_To do_
Set out every line bearing the string "通过关键字来提取文本".

Extracted records
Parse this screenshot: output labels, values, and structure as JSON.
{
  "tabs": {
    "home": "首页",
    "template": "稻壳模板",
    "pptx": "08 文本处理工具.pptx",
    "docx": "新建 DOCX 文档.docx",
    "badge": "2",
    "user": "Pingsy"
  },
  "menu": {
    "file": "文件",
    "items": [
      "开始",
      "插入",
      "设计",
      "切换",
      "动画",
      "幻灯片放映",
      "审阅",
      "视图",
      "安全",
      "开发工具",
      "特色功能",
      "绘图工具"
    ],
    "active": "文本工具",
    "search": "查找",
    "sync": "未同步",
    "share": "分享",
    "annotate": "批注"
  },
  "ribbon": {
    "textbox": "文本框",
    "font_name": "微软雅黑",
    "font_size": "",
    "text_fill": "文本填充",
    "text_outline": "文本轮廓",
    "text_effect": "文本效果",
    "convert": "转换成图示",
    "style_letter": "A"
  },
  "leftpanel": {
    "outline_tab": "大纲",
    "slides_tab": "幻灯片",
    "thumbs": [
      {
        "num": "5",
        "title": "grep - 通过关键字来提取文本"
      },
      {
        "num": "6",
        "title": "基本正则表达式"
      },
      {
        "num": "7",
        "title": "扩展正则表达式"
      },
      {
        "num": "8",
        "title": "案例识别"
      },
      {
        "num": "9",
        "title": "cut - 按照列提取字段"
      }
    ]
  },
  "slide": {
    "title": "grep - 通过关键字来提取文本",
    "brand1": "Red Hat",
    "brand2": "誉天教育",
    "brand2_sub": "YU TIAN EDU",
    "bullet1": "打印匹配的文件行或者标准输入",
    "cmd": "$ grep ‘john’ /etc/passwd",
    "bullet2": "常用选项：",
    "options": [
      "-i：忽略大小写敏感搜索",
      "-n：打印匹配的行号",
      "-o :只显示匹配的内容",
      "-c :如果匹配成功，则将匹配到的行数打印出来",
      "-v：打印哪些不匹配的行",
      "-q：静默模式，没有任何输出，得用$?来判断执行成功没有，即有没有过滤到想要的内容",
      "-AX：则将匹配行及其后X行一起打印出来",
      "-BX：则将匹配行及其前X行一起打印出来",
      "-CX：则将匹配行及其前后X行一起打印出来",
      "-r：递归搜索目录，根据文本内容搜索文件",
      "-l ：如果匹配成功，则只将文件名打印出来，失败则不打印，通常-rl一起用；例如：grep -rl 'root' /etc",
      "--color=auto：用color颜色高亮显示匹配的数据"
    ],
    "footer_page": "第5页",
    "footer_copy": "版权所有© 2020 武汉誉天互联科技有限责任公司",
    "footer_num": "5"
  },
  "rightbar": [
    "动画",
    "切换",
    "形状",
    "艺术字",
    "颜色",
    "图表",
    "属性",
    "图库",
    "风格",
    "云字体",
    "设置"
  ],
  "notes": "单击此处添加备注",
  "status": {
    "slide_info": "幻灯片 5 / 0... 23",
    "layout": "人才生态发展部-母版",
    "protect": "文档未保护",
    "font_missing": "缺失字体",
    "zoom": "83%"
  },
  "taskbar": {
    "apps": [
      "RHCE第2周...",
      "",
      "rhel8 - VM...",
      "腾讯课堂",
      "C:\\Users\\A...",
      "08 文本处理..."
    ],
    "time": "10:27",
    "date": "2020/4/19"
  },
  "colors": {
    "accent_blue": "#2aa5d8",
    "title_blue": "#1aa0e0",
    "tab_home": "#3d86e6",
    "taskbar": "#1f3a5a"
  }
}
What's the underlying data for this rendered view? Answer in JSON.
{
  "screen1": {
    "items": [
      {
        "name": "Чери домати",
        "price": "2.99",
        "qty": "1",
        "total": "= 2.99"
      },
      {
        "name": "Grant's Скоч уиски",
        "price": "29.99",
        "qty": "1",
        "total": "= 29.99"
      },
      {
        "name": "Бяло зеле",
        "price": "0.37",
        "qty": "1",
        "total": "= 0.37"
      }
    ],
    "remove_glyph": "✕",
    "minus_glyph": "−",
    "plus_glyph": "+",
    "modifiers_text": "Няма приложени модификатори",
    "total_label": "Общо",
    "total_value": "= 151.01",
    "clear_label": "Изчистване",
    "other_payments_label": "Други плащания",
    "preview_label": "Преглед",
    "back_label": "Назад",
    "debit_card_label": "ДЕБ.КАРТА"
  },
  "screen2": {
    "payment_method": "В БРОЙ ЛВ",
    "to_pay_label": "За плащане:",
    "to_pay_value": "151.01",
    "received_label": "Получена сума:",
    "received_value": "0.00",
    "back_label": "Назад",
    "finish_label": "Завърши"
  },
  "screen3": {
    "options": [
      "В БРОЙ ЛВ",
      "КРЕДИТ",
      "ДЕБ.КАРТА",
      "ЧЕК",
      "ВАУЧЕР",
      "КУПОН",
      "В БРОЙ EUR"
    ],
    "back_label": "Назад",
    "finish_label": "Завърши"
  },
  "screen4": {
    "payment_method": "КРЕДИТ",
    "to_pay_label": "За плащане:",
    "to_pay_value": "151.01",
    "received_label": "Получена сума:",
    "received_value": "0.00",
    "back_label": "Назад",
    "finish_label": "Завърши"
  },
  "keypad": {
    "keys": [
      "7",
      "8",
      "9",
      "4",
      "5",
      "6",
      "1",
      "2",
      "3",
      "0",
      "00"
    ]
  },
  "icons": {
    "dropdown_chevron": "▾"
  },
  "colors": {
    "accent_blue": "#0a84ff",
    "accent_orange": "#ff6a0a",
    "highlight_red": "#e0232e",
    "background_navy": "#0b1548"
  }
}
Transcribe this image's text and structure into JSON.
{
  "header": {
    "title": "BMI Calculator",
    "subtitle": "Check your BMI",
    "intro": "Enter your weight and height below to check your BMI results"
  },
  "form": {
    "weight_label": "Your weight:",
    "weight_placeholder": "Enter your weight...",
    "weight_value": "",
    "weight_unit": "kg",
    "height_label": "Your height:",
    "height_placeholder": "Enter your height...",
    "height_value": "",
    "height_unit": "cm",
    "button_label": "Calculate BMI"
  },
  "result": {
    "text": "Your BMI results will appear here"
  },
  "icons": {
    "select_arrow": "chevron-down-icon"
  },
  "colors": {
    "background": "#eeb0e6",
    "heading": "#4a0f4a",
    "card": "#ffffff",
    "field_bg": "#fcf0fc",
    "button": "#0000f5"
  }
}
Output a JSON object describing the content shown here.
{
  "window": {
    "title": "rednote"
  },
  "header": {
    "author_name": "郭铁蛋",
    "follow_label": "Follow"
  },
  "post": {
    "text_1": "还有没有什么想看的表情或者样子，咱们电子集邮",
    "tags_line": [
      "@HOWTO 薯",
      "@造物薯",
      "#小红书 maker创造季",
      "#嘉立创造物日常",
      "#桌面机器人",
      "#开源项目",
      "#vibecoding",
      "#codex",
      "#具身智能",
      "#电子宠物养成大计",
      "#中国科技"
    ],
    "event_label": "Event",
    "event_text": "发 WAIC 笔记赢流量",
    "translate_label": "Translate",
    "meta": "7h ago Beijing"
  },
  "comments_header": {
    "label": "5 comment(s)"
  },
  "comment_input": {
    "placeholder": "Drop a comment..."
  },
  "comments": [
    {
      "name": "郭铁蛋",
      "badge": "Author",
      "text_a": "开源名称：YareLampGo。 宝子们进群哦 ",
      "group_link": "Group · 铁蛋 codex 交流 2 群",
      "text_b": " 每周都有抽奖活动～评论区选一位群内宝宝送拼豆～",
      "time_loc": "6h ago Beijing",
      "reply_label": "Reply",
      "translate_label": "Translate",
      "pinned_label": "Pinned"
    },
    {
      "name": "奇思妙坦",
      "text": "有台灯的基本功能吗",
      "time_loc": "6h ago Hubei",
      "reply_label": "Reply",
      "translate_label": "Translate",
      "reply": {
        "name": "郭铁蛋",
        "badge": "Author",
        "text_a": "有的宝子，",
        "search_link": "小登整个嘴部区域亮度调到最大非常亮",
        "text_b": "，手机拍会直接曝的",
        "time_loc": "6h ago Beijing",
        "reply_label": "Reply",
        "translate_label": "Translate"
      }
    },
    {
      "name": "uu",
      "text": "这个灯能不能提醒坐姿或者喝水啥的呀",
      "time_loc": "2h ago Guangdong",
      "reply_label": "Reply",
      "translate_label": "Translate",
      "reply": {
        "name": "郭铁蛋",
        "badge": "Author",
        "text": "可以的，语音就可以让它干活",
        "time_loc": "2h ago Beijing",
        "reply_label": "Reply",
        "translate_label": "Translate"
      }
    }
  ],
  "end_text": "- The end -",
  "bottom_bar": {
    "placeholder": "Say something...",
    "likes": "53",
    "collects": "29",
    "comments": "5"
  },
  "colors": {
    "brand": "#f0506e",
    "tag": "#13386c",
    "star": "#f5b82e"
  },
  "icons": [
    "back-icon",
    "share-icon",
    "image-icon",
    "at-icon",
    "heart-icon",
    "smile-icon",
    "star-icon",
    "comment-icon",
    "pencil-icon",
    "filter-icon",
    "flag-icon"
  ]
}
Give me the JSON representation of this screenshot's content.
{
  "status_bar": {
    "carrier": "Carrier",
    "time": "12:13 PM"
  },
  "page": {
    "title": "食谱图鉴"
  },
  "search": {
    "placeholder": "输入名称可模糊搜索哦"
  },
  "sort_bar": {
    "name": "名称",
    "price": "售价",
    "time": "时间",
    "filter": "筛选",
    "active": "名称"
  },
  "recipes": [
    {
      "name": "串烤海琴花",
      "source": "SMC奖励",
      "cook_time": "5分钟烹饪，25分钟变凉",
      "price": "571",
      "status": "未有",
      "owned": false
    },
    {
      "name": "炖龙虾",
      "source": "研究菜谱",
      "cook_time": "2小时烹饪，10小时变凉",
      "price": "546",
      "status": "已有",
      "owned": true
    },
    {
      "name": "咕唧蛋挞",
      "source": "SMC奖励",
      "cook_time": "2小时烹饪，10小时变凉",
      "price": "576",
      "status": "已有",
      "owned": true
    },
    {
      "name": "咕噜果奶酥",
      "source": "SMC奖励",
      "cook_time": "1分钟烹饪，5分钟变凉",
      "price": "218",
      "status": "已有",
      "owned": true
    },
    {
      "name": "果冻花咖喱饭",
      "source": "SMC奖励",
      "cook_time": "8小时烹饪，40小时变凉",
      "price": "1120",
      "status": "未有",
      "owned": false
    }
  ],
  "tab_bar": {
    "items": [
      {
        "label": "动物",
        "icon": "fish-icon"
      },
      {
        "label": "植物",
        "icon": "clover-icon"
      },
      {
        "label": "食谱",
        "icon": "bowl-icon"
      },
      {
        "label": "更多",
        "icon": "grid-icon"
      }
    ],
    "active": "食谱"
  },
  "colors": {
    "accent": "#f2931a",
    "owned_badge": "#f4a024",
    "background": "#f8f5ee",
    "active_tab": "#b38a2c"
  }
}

_Answer to this task_
        "title": "grep - 通过关键字来提取文本"
    "title": "grep - 通过关键字来提取文本",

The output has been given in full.